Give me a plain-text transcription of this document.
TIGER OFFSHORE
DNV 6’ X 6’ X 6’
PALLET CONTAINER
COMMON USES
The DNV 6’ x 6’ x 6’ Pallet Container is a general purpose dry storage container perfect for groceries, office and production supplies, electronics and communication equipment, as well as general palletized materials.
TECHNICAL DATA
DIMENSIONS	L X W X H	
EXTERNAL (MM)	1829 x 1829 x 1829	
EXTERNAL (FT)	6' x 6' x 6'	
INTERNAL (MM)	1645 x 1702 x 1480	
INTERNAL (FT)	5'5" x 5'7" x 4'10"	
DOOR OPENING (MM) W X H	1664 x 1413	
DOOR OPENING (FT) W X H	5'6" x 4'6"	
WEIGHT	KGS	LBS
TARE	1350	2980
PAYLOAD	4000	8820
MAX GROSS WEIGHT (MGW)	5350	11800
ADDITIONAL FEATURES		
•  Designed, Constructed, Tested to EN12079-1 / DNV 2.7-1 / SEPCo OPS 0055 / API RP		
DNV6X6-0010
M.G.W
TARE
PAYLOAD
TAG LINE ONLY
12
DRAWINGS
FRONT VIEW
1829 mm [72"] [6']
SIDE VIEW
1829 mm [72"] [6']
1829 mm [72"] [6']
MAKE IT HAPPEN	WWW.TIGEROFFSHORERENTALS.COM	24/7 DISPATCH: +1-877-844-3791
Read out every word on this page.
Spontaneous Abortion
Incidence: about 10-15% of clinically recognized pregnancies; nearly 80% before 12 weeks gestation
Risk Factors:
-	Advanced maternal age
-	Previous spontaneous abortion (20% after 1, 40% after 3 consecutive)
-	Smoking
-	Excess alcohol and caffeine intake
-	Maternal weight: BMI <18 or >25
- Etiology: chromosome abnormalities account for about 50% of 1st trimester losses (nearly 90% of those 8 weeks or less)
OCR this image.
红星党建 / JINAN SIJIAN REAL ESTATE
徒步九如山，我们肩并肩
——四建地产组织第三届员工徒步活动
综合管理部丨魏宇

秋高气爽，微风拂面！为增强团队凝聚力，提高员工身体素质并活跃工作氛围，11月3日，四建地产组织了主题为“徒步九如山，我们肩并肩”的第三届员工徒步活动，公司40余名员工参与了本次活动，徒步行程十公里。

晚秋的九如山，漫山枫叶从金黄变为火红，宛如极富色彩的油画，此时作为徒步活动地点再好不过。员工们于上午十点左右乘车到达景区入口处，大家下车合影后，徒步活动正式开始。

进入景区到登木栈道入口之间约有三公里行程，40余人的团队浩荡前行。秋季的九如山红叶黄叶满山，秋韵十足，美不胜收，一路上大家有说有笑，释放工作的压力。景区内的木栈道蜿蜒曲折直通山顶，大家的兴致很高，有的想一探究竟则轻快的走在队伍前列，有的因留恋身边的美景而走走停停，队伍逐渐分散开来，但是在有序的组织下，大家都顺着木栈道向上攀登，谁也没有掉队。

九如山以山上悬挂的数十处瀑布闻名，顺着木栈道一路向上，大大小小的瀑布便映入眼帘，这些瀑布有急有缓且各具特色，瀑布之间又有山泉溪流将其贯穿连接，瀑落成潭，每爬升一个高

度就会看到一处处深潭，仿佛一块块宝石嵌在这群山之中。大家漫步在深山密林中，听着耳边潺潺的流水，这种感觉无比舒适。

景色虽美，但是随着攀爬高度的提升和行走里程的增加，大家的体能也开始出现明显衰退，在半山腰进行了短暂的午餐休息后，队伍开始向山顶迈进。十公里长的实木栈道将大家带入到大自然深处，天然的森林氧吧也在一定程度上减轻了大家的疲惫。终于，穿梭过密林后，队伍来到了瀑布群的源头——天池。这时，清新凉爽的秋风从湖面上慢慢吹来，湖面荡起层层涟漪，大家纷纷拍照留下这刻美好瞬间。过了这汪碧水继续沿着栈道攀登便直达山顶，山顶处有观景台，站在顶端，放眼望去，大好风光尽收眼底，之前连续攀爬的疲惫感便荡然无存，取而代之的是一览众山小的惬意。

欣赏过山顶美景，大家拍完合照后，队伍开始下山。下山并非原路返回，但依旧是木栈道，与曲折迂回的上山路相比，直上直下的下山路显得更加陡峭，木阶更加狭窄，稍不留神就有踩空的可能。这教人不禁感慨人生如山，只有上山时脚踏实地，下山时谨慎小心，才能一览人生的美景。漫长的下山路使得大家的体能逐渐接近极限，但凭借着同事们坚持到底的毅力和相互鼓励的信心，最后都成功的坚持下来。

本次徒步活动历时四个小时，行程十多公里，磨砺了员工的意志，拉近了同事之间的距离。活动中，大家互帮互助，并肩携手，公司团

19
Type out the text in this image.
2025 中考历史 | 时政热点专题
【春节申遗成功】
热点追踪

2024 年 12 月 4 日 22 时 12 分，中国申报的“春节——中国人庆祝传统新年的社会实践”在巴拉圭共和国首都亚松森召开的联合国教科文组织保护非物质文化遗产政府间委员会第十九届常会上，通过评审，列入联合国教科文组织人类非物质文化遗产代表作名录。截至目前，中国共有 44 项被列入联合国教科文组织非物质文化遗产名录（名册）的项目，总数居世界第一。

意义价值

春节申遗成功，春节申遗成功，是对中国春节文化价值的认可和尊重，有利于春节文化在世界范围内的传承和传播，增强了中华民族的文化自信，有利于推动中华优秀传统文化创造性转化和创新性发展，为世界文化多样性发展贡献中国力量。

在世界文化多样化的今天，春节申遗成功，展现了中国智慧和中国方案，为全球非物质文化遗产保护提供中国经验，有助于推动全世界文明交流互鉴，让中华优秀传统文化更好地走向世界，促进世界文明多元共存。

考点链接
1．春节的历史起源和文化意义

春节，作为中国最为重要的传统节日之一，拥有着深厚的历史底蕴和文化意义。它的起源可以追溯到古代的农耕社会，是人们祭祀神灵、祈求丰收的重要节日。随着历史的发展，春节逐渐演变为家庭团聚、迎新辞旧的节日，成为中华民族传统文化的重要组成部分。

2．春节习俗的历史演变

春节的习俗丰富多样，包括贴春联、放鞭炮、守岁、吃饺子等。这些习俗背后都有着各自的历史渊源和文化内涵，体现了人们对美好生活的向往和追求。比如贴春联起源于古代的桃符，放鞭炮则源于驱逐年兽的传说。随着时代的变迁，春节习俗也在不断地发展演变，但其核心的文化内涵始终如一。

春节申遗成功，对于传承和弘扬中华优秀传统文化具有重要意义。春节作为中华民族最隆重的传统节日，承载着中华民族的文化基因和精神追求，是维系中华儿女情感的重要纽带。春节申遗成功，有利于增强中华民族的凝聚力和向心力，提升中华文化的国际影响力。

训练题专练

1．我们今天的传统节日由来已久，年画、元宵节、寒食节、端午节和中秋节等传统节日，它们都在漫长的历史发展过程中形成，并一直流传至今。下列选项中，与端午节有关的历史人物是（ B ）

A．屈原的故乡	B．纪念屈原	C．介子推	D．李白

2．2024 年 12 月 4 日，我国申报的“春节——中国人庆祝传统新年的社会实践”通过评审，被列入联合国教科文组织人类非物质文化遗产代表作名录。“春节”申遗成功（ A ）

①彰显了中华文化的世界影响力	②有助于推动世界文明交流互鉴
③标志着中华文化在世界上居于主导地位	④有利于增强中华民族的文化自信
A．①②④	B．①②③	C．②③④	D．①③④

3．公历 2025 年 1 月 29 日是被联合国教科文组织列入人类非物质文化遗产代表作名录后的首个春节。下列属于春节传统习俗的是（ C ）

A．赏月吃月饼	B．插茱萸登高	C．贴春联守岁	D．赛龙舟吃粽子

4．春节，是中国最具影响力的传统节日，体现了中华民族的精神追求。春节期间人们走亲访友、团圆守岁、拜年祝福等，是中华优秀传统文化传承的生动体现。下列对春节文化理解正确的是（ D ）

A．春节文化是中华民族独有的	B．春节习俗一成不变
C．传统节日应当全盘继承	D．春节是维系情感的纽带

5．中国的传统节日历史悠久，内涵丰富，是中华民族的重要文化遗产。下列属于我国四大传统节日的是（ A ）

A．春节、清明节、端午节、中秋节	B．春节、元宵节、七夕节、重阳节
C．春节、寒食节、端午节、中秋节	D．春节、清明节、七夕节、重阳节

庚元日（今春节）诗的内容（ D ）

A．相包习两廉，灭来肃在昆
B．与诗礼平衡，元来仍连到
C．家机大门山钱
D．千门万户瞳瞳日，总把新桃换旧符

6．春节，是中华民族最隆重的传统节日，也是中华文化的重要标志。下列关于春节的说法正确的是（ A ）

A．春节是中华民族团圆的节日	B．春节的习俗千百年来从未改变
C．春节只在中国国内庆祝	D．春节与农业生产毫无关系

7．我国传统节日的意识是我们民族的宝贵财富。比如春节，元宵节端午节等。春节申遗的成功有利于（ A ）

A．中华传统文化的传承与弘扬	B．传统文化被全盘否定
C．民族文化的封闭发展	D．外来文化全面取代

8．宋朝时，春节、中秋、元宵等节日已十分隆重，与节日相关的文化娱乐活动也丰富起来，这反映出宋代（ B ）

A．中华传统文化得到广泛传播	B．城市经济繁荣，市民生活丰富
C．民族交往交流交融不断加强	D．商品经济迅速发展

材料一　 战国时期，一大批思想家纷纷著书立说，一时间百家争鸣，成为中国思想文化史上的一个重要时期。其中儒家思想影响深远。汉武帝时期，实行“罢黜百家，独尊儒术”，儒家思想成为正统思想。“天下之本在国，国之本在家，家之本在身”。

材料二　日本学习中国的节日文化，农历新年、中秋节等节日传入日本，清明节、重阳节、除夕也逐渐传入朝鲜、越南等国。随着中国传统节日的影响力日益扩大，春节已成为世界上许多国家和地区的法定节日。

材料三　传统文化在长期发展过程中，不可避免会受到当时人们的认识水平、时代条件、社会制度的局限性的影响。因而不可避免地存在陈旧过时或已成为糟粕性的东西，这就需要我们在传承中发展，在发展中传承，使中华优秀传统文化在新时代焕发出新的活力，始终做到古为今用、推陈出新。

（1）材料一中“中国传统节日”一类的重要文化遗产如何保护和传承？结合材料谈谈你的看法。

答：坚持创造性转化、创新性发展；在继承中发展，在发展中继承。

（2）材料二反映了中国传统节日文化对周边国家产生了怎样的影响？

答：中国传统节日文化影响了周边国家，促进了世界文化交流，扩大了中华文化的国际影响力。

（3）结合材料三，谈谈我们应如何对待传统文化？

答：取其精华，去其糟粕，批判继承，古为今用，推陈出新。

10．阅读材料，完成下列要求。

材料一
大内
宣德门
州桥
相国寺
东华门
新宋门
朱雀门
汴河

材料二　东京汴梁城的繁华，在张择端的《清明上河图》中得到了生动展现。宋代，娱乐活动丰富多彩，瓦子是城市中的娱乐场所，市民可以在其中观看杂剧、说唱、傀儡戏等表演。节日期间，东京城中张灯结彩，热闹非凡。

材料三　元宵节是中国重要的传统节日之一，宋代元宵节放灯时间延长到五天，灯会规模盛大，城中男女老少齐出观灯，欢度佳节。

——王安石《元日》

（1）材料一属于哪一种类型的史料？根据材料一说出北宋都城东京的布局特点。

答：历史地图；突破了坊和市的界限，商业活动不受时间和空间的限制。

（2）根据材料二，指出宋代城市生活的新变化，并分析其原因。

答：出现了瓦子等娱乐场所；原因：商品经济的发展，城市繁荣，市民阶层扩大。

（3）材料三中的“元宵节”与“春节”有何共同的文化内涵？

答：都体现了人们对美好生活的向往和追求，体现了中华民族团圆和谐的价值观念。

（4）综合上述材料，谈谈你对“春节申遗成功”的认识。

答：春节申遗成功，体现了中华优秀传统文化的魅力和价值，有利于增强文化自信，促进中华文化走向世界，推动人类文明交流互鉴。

=-=-=

# WHAT THE TASK REQUIRES:
Where a line in the material above holds "推陈出新", copy that line.

# OUTPUT BELOW:
材料三　传统文化在长期发展过程中，不可避免会受到当时人们的认识水平、时代条件、社会制度的局限性的影响。因而不可避免地存在陈旧过时或已成为糟粕性的东西，这就需要我们在传承中发展，在发展中传承，使中华优秀传统文化在新时代焕发出新的活力，始终做到古为今用、推陈出新。
答：取其精华，去其糟粕，批判继承，古为今用，推陈出新。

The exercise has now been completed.